### [Given instruction]
Output the records exactly as they appear, with no pictures included.

═══ Data provided ═══

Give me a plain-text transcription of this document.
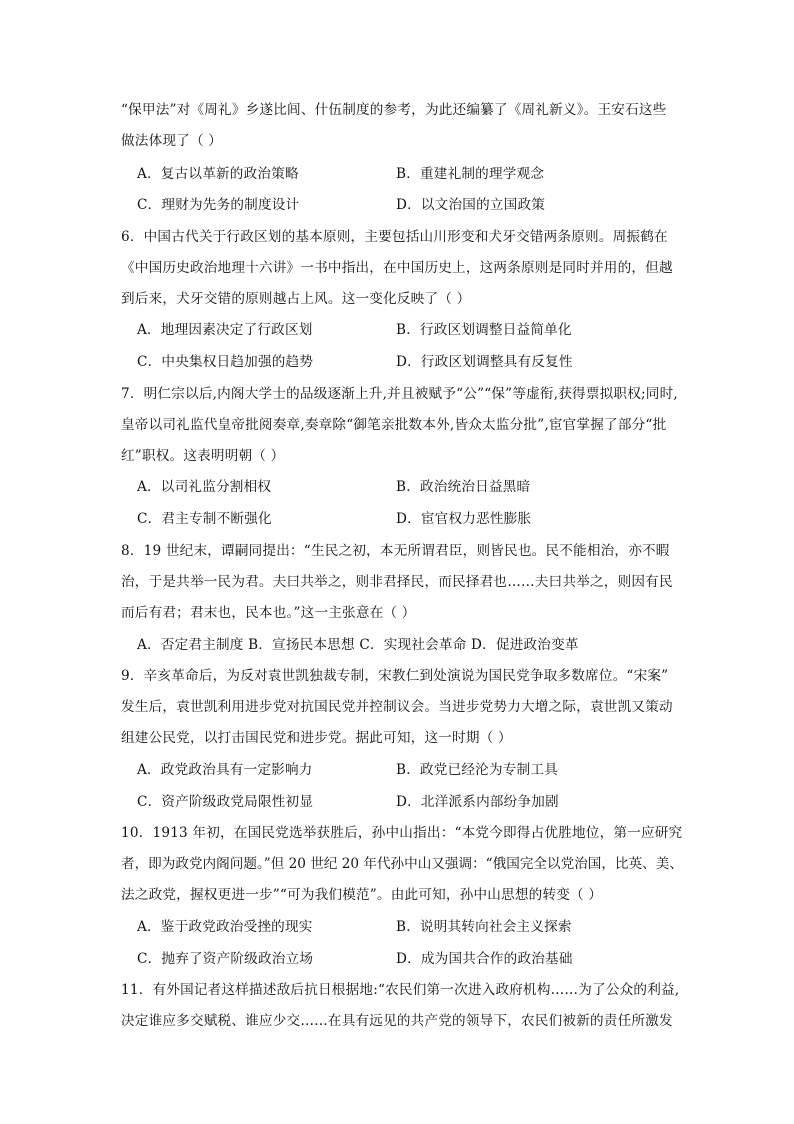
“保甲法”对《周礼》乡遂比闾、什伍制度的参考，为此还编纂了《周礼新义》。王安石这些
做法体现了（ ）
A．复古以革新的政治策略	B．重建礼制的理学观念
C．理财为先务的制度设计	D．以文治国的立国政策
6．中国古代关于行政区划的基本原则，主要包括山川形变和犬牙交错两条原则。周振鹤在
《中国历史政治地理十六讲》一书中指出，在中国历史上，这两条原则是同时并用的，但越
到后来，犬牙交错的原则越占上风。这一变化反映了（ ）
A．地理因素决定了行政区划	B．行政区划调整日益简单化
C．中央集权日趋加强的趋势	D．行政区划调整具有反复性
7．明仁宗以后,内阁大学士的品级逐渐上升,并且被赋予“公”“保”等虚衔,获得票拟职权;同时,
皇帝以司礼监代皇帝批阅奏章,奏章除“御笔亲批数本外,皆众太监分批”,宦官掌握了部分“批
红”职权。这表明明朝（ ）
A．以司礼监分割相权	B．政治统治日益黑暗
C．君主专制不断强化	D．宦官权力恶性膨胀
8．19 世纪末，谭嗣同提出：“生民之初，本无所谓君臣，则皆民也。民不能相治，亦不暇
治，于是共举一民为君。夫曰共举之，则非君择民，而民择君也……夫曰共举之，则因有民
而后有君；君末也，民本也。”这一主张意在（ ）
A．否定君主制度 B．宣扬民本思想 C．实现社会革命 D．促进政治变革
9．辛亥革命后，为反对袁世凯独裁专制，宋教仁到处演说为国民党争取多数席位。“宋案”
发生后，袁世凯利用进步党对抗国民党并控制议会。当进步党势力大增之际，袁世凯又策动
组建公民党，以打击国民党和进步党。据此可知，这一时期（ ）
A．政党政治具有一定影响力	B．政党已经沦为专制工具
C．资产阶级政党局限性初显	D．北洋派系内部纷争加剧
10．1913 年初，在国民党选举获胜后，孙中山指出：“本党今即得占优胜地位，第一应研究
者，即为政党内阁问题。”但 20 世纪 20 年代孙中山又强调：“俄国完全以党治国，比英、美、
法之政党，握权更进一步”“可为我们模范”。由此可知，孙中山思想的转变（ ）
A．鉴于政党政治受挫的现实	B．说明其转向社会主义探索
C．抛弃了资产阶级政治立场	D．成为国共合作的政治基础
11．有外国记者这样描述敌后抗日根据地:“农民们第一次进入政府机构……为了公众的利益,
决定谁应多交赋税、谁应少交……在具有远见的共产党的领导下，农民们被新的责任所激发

═══

### [Written response]
Give me a plain-text transcription of this document.
“保甲法”对《周礼》乡遂比闾、什伍制度的参考，为此还编纂了《周礼新义》。王安石这些
做法体现了（ ）
A．复古以革新的政治策略	B．重建礼制的理学观念
C．理财为先务的制度设计	D．以文治国的立国政策
6．中国古代关于行政区划的基本原则，主要包括山川形变和犬牙交错两条原则。周振鹤在
《中国历史政治地理十六讲》一书中指出，在中国历史上，这两条原则是同时并用的，但越
到后来，犬牙交错的原则越占上风。这一变化反映了（ ）
A．地理因素决定了行政区划	B．行政区划调整日益简单化
C．中央集权日趋加强的趋势	D．行政区划调整具有反复性
7．明仁宗以后,内阁大学士的品级逐渐上升,并且被赋予“公”“保”等虚衔,获得票拟职权;同时,
皇帝以司礼监代皇帝批阅奏章,奏章除“御笔亲批数本外,皆众太监分批”,宦官掌握了部分“批
红”职权。这表明明朝（ ）
A．以司礼监分割相权	B．政治统治日益黑暗
C．君主专制不断强化	D．宦官权力恶性膨胀
8．19 世纪末，谭嗣同提出：“生民之初，本无所谓君臣，则皆民也。民不能相治，亦不暇
治，于是共举一民为君。夫曰共举之，则非君择民，而民择君也……夫曰共举之，则因有民
而后有君；君末也，民本也。”这一主张意在（ ）
A．否定君主制度 B．宣扬民本思想 C．实现社会革命 D．促进政治变革
9．辛亥革命后，为反对袁世凯独裁专制，宋教仁到处演说为国民党争取多数席位。“宋案”
发生后，袁世凯利用进步党对抗国民党并控制议会。当进步党势力大增之际，袁世凯又策动
组建公民党，以打击国民党和进步党。据此可知，这一时期（ ）
A．政党政治具有一定影响力	B．政党已经沦为专制工具
C．资产阶级政党局限性初显	D．北洋派系内部纷争加剧
10．1913 年初，在国民党选举获胜后，孙中山指出：“本党今即得占优胜地位，第一应研究
者，即为政党内阁问题。”但 20 世纪 20 年代孙中山又强调：“俄国完全以党治国，比英、美、
法之政党，握权更进一步”“可为我们模范”。由此可知，孙中山思想的转变（ ）
A．鉴于政党政治受挫的现实	B．说明其转向社会主义探索
C．抛弃了资产阶级政治立场	D．成为国共合作的政治基础
11．有外国记者这样描述敌后抗日根据地:“农民们第一次进入政府机构……为了公众的利益,
决定谁应多交赋税、谁应少交……在具有远见的共产党的领导下，农民们被新的责任所激发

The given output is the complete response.